[Stored records]
+ + +

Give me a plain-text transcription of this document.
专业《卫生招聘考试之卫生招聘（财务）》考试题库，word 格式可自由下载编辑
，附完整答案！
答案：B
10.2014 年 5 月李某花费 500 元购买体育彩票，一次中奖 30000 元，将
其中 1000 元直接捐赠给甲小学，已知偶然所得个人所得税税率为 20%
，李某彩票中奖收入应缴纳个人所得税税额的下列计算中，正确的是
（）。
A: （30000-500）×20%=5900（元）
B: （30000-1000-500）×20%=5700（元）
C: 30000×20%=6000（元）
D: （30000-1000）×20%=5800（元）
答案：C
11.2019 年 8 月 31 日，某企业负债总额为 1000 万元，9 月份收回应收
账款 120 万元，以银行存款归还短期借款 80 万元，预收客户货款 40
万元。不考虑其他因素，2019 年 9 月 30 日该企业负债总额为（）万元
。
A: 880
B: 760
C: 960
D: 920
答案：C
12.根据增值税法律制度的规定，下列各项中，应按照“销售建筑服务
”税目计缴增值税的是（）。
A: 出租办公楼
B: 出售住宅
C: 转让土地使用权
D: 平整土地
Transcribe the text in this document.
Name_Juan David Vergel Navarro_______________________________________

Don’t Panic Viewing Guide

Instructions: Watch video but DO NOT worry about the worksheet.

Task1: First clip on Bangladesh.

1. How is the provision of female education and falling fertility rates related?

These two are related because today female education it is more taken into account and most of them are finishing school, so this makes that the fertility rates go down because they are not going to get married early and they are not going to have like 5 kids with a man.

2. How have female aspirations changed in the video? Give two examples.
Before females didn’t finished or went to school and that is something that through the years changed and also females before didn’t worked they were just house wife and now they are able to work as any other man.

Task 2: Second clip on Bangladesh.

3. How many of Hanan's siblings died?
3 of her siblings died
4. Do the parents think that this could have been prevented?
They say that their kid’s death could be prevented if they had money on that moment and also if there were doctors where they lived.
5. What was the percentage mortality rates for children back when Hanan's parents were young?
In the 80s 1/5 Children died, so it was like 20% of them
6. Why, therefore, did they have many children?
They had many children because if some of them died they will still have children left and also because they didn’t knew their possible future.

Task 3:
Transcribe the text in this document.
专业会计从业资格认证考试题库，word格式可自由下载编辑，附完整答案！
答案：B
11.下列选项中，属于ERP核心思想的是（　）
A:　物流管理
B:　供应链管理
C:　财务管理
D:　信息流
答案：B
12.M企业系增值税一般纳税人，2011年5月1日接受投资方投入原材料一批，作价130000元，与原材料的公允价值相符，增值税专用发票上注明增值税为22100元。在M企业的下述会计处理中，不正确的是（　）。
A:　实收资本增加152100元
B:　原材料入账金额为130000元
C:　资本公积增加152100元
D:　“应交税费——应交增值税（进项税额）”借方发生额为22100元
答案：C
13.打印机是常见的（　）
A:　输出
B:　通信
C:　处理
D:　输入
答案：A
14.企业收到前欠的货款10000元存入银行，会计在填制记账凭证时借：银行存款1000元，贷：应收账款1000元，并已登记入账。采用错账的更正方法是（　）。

+ + +

Each line in the listing above that contains "related" should be copied.

Answer to this exercise:
1. How is the provision of female education and falling fertility rates related?
These two are related because today female education it is more taken into account and most of them are finishing school, so this makes that the fertility rates go down because they are not going to get married early and they are not going to have like 5 kids with a man.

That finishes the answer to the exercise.